• [EXERCISE INSTRUCTIONS] Return all lines from the listing below in which the string "Thomas" occurs.

• [RECORDED DATA]
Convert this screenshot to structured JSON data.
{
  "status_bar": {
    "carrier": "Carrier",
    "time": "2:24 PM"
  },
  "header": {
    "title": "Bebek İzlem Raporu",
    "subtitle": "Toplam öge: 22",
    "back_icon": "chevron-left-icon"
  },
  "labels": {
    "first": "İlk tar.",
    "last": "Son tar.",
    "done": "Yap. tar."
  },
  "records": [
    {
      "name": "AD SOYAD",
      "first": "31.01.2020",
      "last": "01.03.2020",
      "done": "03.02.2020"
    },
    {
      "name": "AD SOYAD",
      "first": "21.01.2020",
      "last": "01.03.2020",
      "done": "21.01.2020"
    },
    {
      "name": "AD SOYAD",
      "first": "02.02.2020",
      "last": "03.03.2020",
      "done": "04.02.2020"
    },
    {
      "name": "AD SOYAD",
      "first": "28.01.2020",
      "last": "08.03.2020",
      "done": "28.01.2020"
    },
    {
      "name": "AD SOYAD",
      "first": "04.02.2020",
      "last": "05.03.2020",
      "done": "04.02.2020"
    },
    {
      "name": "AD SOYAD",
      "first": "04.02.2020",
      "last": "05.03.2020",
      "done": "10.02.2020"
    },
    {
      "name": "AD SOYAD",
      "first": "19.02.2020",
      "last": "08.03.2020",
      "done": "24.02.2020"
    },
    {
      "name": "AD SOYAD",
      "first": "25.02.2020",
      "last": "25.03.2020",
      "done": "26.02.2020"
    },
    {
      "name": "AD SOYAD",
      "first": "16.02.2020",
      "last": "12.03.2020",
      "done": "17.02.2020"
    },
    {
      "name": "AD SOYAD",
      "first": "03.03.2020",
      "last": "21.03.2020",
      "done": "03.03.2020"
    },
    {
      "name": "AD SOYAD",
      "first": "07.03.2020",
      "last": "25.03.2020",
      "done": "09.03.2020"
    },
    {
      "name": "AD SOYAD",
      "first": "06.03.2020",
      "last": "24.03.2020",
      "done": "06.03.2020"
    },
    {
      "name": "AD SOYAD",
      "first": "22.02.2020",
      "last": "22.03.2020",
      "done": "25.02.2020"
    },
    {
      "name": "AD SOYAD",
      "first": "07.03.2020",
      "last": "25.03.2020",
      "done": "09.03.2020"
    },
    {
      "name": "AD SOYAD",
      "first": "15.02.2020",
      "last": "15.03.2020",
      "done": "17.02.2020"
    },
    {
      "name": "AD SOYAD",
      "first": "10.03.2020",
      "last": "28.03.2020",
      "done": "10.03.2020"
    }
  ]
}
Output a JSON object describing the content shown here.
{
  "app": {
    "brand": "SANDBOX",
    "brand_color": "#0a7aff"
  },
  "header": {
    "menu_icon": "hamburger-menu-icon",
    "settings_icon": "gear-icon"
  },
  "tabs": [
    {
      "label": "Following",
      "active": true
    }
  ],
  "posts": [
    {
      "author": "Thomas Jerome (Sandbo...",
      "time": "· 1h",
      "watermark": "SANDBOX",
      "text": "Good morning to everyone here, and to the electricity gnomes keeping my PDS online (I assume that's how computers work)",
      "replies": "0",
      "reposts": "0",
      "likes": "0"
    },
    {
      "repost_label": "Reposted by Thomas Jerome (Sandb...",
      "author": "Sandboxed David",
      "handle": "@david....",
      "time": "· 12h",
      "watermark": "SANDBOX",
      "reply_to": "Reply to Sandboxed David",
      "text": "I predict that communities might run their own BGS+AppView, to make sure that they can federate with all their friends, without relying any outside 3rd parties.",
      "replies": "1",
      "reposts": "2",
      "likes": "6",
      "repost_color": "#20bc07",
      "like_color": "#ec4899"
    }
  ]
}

• [RESPONSE BELOW]
      "author": "Thomas Jerome (Sandbo...",
      "repost_label": "Reposted by Thomas Jerome (Sandb...",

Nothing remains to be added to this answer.